### What you should do
Write out the material exactly. Do not include the pictures.

begin Input records

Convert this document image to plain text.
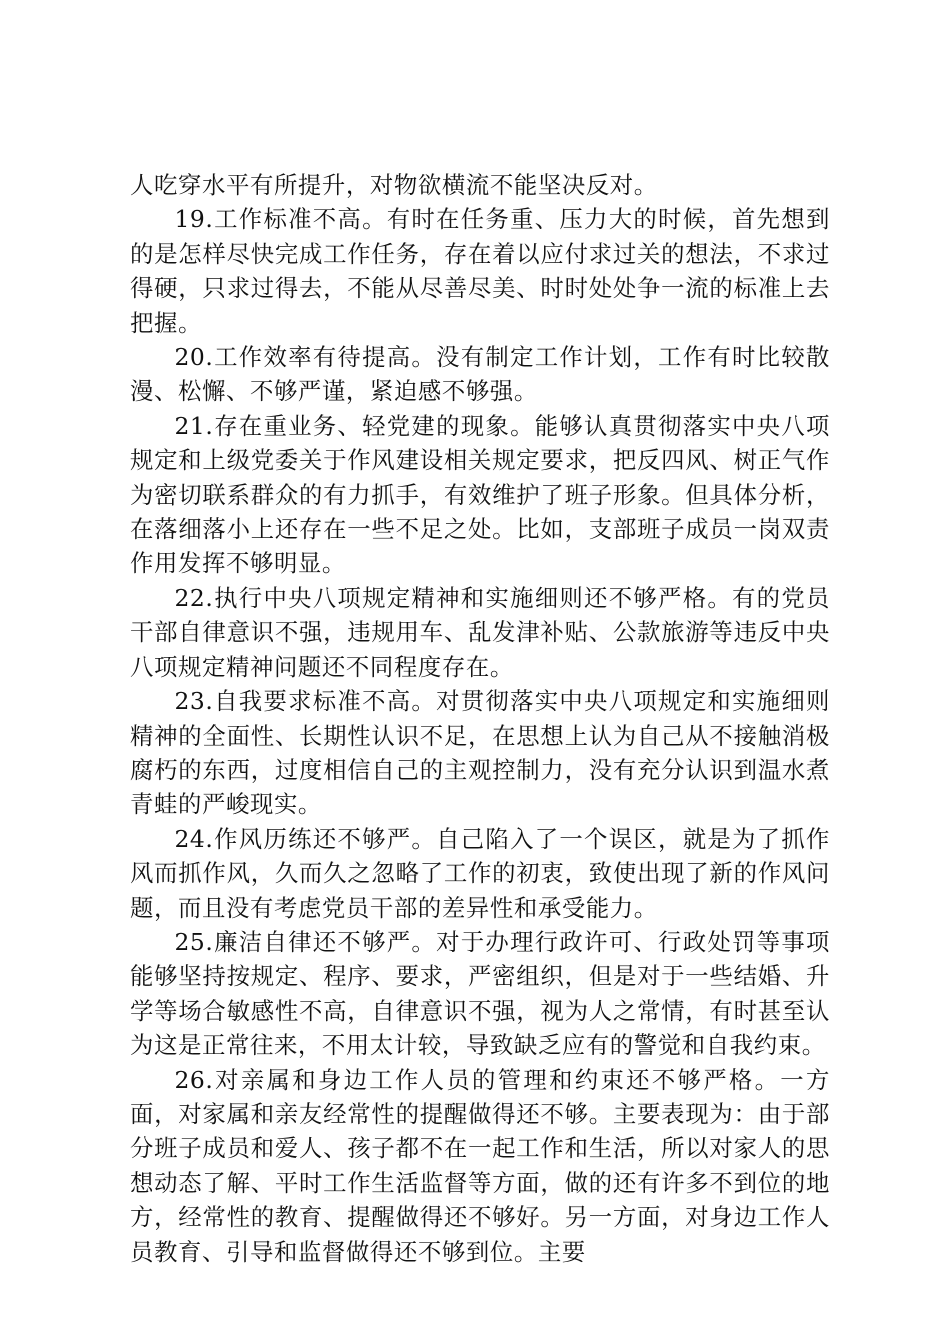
人吃穿水平有所提升，对物欲横流不能坚决反对。

19.工作标准不高。有时在任务重、压力大的时候，首先想到的是怎样尽快完成工作任务，存在着以应付求过关的想法，不求过得硬，只求过得去，不能从尽善尽美、时时处处争一流的标准上去把握。

20.工作效率有待提高。没有制定工作计划，工作有时比较散漫、松懈、不够严谨，紧迫感不够强。

21.存在重业务、轻党建的现象。能够认真贯彻落实中央八项规定和上级党委关于作风建设相关规定要求，把反四风、树正气作为密切联系群众的有力抓手，有效维护了班子形象。但具体分析，在落细落小上还存在一些不足之处。比如，支部班子成员一岗双责作用发挥不够明显。

22.执行中央八项规定精神和实施细则还不够严格。有的党员干部自律意识不强，违规用车、乱发津补贴、公款旅游等违反中央八项规定精神问题还不同程度存在。

23.自我要求标准不高。对贯彻落实中央八项规定和实施细则精神的全面性、长期性认识不足，在思想上认为自己从不接触消极腐朽的东西，过度相信自己的主观控制力，没有充分认识到温水煮青蛙的严峻现实。

24.作风历练还不够严。自己陷入了一个误区，就是为了抓作风而抓作风，久而久之忽略了工作的初衷，致使出现了新的作风问题，而且没有考虑党员干部的差异性和承受能力。

25.廉洁自律还不够严。对于办理行政许可、行政处罚等事项能够坚持按规定、程序、要求，严密组织，但是对于一些结婚、升学等场合敏感性不高，自律意识不强，视为人之常情，有时甚至认为这是正常往来，不用太计较，导致缺乏应有的警觉和自我约束。

26.对亲属和身边工作人员的管理和约束还不够严格。一方面，对家属和亲友经常性的提醒做得还不够。主要表现为：由于部分班子成员和爱人、孩子都不在一起工作和生活，所以对家人的思想动态了解、平时工作生活监督等方面，做的还有许多不到位的地方，经常性的教育、提醒做得还不够好。另一方面，对身边工作人员教育、引导和监督做得还不够到位。主要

end Input records

### Response to the task
Convert this document image to plain text.
人吃穿水平有所提升，对物欲横流不能坚决反对。

19.工作标准不高。有时在任务重、压力大的时候，首先想到的是怎样尽快完成工作任务，存在着以应付求过关的想法，不求过得硬，只求过得去，不能从尽善尽美、时时处处争一流的标准上去把握。

20.工作效率有待提高。没有制定工作计划，工作有时比较散漫、松懈、不够严谨，紧迫感不够强。

21.存在重业务、轻党建的现象。能够认真贯彻落实中央八项规定和上级党委关于作风建设相关规定要求，把反四风、树正气作为密切联系群众的有力抓手，有效维护了班子形象。但具体分析，在落细落小上还存在一些不足之处。比如，支部班子成员一岗双责作用发挥不够明显。

22.执行中央八项规定精神和实施细则还不够严格。有的党员干部自律意识不强，违规用车、乱发津补贴、公款旅游等违反中央八项规定精神问题还不同程度存在。

23.自我要求标准不高。对贯彻落实中央八项规定和实施细则精神的全面性、长期性认识不足，在思想上认为自己从不接触消极腐朽的东西，过度相信自己的主观控制力，没有充分认识到温水煮青蛙的严峻现实。

24.作风历练还不够严。自己陷入了一个误区，就是为了抓作风而抓作风，久而久之忽略了工作的初衷，致使出现了新的作风问题，而且没有考虑党员干部的差异性和承受能力。

25.廉洁自律还不够严。对于办理行政许可、行政处罚等事项能够坚持按规定、程序、要求，严密组织，但是对于一些结婚、升学等场合敏感性不高，自律意识不强，视为人之常情，有时甚至认为这是正常往来，不用太计较，导致缺乏应有的警觉和自我约束。

26.对亲属和身边工作人员的管理和约束还不够严格。一方面，对家属和亲友经常性的提醒做得还不够。主要表现为：由于部分班子成员和爱人、孩子都不在一起工作和生活，所以对家人的思想动态了解、平时工作生活监督等方面，做的还有许多不到位的地方，经常性的教育、提醒做得还不够好。另一方面，对身边工作人员教育、引导和监督做得还不够到位。主要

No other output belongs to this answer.